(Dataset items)
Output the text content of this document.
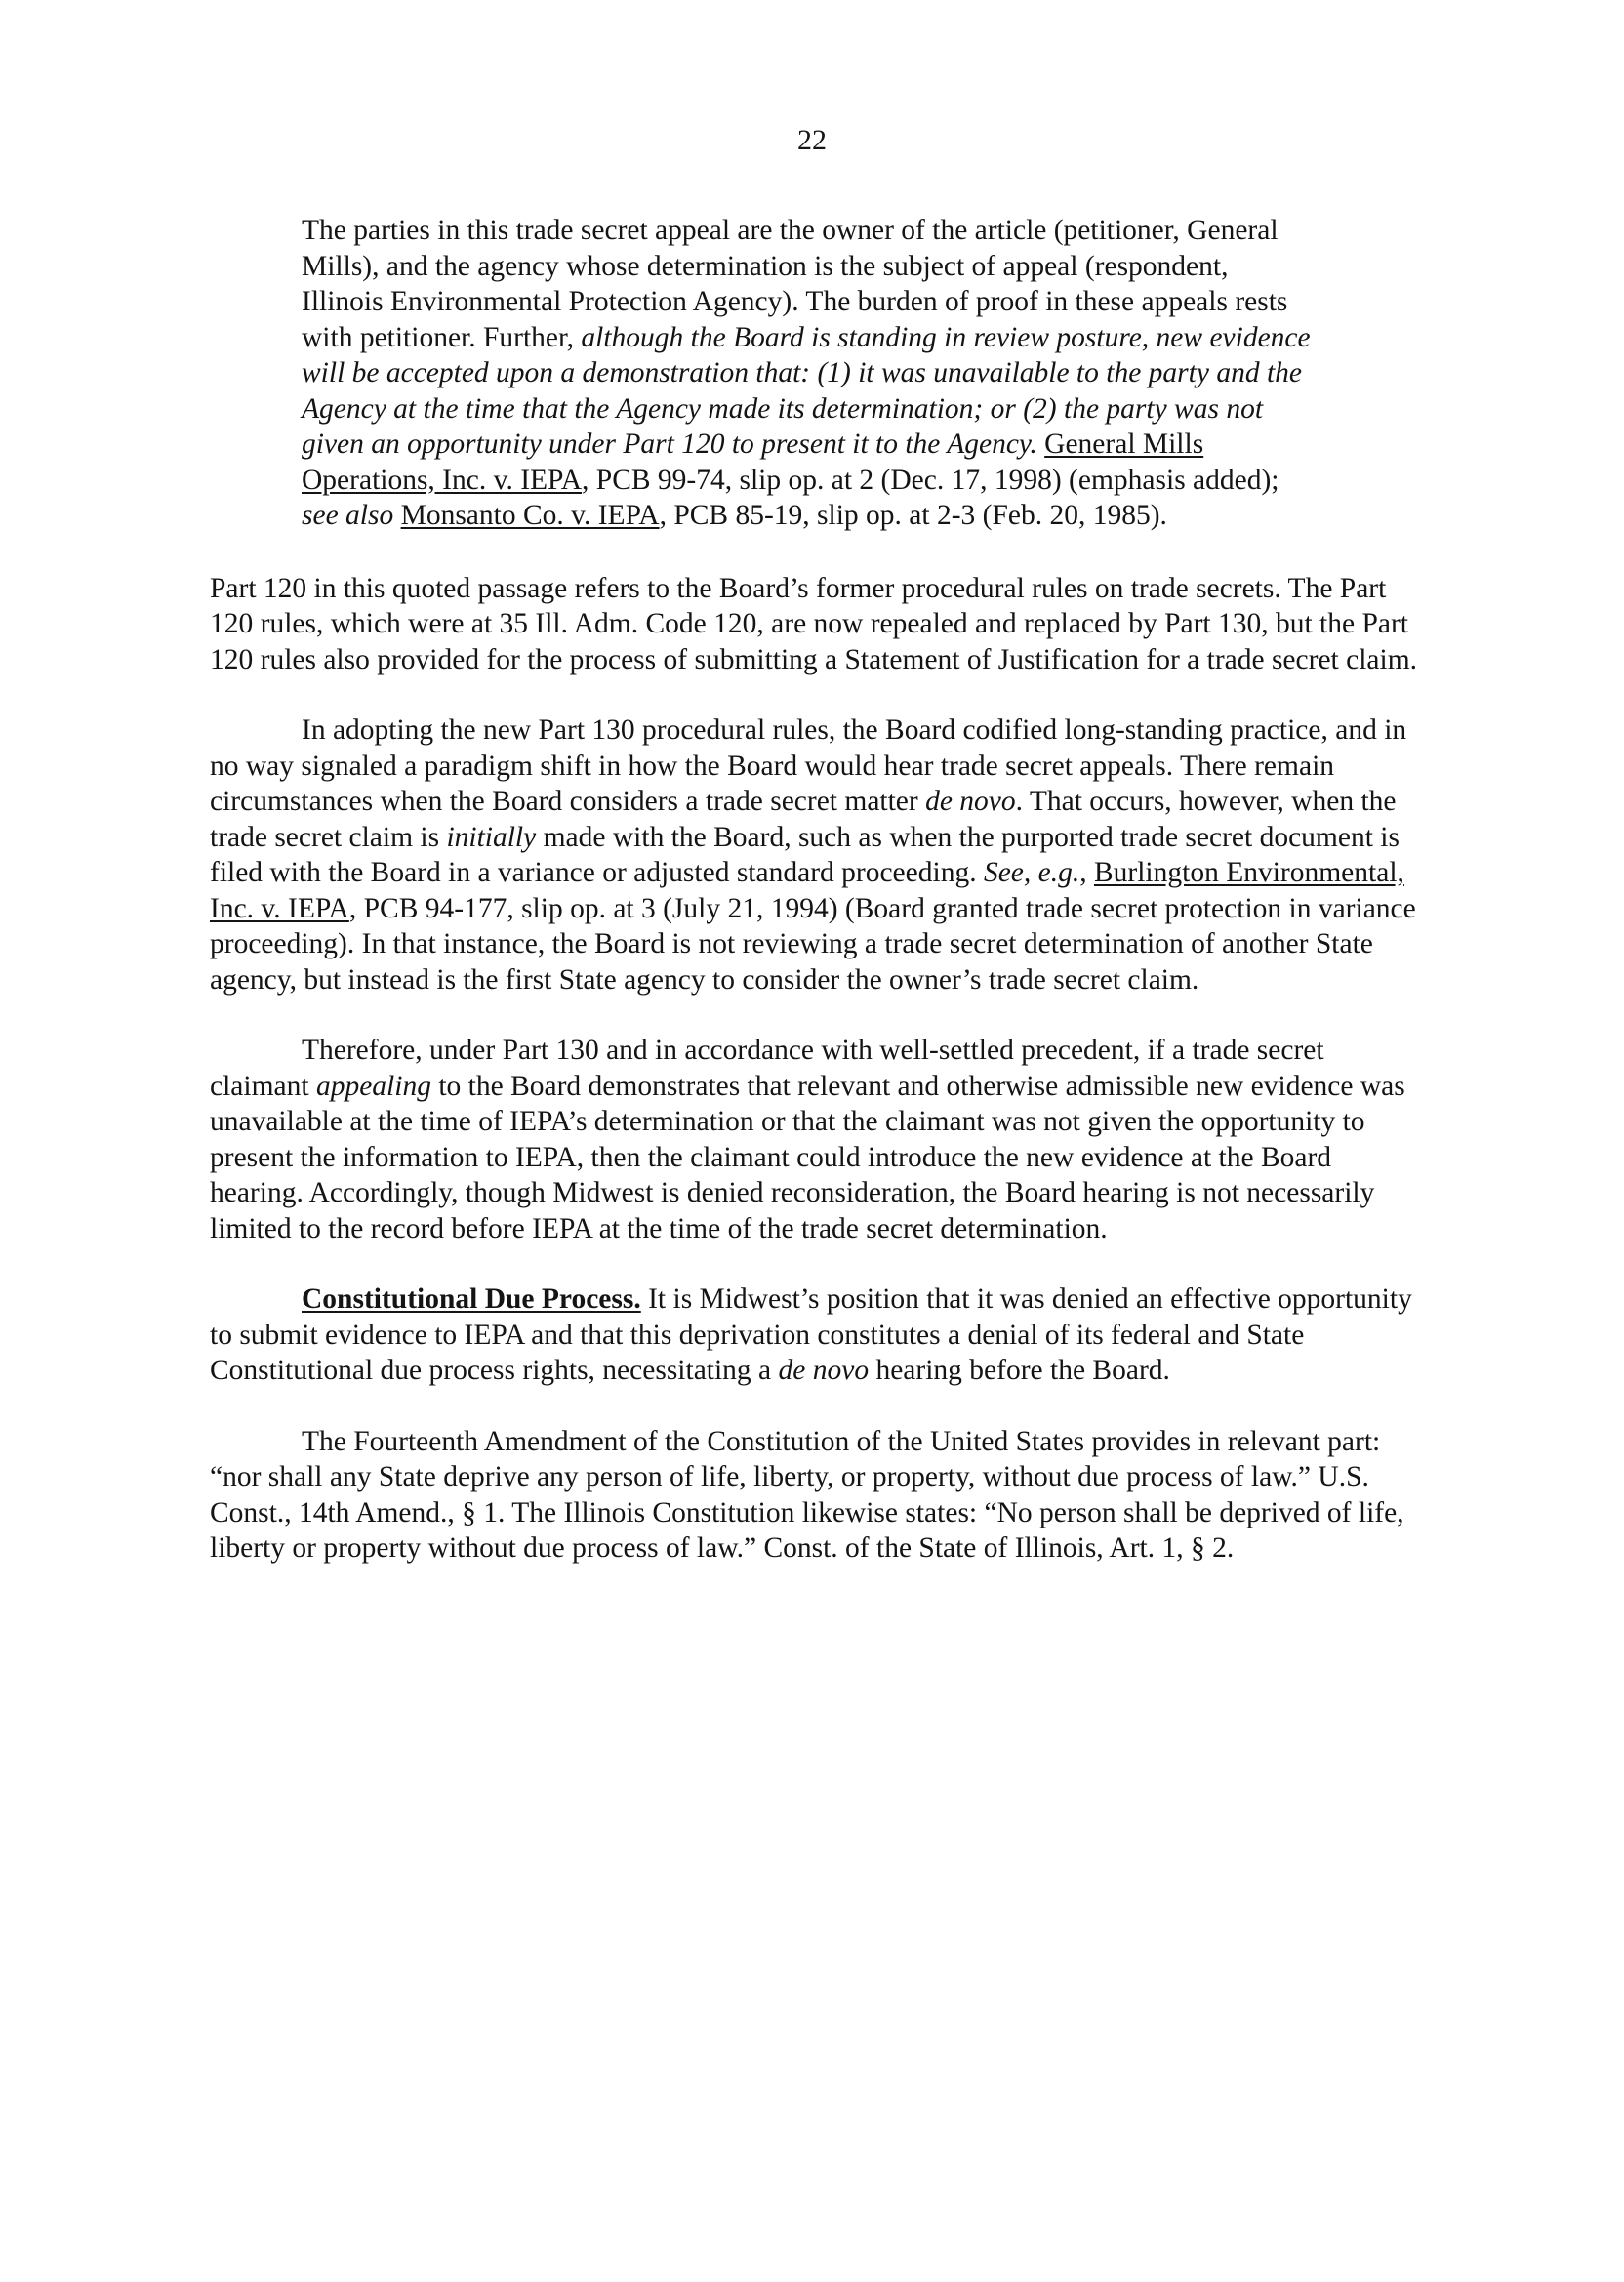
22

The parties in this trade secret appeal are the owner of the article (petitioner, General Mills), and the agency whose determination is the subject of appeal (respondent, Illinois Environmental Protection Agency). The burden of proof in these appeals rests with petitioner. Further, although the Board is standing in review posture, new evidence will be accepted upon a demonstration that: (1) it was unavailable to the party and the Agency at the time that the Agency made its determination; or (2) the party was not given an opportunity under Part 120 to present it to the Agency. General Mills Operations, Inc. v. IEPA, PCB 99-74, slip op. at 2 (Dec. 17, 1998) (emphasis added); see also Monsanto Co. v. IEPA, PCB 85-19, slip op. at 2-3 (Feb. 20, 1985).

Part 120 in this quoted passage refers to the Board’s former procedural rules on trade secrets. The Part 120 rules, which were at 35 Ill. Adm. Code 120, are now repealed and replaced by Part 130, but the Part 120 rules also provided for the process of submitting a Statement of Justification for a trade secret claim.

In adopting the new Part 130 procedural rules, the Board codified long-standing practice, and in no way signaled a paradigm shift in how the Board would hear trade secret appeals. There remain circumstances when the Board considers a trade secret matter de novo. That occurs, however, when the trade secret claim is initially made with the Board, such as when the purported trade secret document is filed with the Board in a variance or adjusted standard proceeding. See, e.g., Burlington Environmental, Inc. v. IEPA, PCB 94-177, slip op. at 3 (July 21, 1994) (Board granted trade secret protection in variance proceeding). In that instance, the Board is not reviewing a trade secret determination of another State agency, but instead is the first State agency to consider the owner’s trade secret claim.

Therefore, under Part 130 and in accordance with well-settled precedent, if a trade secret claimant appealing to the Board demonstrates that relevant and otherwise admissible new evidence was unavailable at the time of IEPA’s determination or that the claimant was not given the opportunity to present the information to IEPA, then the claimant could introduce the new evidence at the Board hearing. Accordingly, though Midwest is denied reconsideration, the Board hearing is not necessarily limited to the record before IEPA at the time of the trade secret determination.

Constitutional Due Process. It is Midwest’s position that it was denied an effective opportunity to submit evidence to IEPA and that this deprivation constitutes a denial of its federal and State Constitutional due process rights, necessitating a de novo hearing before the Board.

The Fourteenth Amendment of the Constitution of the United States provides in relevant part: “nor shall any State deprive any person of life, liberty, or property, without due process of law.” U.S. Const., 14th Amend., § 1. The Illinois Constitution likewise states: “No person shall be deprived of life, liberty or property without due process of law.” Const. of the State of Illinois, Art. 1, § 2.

→ **Exercise**: Pictures stay out of the copy; please restate every record above exactly.

→ **Correct output**:
Output the text content of this document.
22

The parties in this trade secret appeal are the owner of the article (petitioner, General Mills), and the agency whose determination is the subject of appeal (respondent, Illinois Environmental Protection Agency). The burden of proof in these appeals rests with petitioner. Further, although the Board is standing in review posture, new evidence will be accepted upon a demonstration that: (1) it was unavailable to the party and the Agency at the time that the Agency made its determination; or (2) the party was not given an opportunity under Part 120 to present it to the Agency. General Mills Operations, Inc. v. IEPA, PCB 99-74, slip op. at 2 (Dec. 17, 1998) (emphasis added); see also Monsanto Co. v. IEPA, PCB 85-19, slip op. at 2-3 (Feb. 20, 1985).

Part 120 in this quoted passage refers to the Board’s former procedural rules on trade secrets. The Part 120 rules, which were at 35 Ill. Adm. Code 120, are now repealed and replaced by Part 130, but the Part 120 rules also provided for the process of submitting a Statement of Justification for a trade secret claim.

In adopting the new Part 130 procedural rules, the Board codified long-standing practice, and in no way signaled a paradigm shift in how the Board would hear trade secret appeals. There remain circumstances when the Board considers a trade secret matter de novo. That occurs, however, when the trade secret claim is initially made with the Board, such as when the purported trade secret document is filed with the Board in a variance or adjusted standard proceeding. See, e.g., Burlington Environmental, Inc. v. IEPA, PCB 94-177, slip op. at 3 (July 21, 1994) (Board granted trade secret protection in variance proceeding). In that instance, the Board is not reviewing a trade secret determination of another State agency, but instead is the first State agency to consider the owner’s trade secret claim.

Therefore, under Part 130 and in accordance with well-settled precedent, if a trade secret claimant appealing to the Board demonstrates that relevant and otherwise admissible new evidence was unavailable at the time of IEPA’s determination or that the claimant was not given the opportunity to present the information to IEPA, then the claimant could introduce the new evidence at the Board hearing. Accordingly, though Midwest is denied reconsideration, the Board hearing is not necessarily limited to the record before IEPA at the time of the trade secret determination.

Constitutional Due Process. It is Midwest’s position that it was denied an effective opportunity to submit evidence to IEPA and that this deprivation constitutes a denial of its federal and State Constitutional due process rights, necessitating a de novo hearing before the Board.

The Fourteenth Amendment of the Constitution of the United States provides in relevant part: “nor shall any State deprive any person of life, liberty, or property, without due process of law.” U.S. Const., 14th Amend., § 1. The Illinois Constitution likewise states: “No person shall be deprived of life, liberty or property without due process of law.” Const. of the State of Illinois, Art. 1, § 2.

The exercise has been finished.